# [GOAL]
Pull out, unchanged, every line from the first one down to and including the line that contains "building-left: [40, 165, 530, 645]".
-- MATERIAL start --
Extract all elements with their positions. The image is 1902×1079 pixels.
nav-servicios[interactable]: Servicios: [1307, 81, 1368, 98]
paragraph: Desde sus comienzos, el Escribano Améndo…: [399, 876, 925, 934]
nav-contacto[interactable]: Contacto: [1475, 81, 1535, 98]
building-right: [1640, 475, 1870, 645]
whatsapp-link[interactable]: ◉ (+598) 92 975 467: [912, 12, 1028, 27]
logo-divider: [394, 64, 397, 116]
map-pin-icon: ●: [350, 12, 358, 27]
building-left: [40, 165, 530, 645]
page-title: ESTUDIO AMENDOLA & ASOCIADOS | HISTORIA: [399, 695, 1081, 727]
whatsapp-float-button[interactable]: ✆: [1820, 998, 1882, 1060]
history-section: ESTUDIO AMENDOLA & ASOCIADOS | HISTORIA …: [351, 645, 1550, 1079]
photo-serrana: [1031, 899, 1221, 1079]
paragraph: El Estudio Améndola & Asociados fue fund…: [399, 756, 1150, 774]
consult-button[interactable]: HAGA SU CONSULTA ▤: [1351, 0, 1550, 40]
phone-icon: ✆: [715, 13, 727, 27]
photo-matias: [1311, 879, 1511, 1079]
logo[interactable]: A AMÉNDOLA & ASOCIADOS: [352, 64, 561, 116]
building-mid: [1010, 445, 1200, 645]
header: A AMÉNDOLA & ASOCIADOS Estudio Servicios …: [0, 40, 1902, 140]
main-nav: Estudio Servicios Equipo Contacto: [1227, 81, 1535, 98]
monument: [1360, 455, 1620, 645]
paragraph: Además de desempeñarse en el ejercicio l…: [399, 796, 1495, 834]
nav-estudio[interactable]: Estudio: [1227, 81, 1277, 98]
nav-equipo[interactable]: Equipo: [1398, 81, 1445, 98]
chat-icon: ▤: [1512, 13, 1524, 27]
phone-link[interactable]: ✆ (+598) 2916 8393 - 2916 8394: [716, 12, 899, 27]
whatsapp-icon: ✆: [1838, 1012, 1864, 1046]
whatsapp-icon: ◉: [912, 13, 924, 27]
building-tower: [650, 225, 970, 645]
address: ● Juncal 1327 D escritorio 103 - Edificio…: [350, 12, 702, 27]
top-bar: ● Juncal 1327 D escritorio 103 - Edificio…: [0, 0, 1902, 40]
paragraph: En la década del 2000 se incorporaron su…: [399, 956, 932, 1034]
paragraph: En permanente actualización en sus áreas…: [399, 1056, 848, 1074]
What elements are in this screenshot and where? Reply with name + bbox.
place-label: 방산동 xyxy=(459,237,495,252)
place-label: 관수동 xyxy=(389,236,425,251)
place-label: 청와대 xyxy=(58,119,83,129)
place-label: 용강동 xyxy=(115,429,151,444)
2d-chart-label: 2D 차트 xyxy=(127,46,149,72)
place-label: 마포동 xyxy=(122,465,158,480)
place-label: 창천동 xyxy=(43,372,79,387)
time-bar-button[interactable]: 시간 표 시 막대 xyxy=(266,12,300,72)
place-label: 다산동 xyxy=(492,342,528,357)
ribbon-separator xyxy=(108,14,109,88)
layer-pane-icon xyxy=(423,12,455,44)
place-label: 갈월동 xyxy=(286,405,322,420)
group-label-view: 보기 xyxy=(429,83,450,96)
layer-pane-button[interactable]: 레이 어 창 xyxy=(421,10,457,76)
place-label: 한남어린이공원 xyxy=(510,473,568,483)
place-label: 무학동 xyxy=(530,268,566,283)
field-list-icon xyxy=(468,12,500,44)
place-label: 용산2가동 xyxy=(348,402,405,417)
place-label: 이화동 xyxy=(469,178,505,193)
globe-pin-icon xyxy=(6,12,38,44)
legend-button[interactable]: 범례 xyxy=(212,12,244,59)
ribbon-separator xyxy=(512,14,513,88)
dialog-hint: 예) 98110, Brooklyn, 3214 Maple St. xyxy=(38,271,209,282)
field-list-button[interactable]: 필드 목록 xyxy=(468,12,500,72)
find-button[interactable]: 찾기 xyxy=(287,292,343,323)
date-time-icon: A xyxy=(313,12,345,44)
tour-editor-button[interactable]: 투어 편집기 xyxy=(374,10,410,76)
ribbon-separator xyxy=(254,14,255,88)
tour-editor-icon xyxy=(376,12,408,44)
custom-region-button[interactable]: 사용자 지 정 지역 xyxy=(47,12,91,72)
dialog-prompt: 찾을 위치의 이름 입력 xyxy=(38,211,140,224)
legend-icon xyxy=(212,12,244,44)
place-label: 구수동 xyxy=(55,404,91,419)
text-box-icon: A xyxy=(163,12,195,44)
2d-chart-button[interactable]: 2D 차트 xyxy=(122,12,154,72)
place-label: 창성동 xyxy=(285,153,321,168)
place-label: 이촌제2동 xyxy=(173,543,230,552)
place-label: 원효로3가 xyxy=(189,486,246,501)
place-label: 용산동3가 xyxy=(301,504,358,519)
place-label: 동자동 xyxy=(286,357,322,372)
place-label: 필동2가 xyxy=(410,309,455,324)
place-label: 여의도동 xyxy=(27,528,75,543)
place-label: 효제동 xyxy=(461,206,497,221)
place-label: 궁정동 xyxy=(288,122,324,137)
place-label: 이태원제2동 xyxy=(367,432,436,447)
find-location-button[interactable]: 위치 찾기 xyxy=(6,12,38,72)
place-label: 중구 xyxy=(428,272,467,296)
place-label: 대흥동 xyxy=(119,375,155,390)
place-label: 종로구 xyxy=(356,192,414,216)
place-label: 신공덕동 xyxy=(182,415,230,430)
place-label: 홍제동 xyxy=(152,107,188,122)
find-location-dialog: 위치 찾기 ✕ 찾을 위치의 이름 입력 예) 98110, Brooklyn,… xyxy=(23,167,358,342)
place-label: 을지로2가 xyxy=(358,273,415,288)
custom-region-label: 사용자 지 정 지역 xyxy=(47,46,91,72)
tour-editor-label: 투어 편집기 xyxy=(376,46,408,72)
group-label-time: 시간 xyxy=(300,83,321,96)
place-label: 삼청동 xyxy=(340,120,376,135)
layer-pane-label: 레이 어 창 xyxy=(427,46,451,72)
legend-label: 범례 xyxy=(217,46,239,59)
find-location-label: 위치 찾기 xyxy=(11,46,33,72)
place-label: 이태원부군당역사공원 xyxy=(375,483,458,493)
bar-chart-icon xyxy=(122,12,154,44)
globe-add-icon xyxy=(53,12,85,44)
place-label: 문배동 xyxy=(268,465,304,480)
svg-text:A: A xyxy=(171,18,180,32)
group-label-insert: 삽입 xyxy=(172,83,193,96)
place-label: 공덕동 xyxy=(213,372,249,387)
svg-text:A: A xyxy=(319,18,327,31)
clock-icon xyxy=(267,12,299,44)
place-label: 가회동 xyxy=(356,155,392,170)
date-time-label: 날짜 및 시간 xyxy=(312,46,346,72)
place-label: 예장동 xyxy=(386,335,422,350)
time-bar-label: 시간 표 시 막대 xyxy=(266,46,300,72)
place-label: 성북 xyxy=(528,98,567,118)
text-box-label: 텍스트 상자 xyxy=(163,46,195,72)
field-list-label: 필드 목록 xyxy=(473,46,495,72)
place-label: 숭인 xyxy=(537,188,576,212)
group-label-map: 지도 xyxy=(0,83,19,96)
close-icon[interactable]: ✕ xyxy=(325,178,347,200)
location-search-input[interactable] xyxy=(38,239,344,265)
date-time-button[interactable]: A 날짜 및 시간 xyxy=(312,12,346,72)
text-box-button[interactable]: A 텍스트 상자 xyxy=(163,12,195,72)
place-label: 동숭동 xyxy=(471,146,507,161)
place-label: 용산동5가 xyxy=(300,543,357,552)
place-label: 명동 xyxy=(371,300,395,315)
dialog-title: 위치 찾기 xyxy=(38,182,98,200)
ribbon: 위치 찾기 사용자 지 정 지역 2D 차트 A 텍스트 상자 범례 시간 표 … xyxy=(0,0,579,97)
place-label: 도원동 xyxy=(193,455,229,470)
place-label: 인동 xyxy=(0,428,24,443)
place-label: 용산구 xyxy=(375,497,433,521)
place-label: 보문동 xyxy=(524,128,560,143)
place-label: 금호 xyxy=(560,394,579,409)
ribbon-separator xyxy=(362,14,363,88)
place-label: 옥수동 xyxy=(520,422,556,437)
-- MATERIAL end --
# [EXPECTED ANSWER]
Extract all elements with their positions. The image is 1902×1079 pixels.
nav-servicios[interactable]: Servicios: [1307, 81, 1368, 98]
paragraph: Desde sus comienzos, el Escribano Améndo…: [399, 876, 925, 934]
nav-contacto[interactable]: Contacto: [1475, 81, 1535, 98]
building-right: [1640, 475, 1870, 645]
whatsapp-link[interactable]: ◉ (+598) 92 975 467: [912, 12, 1028, 27]
logo-divider: [394, 64, 397, 116]
map-pin-icon: ●: [350, 12, 358, 27]
building-left: [40, 165, 530, 645]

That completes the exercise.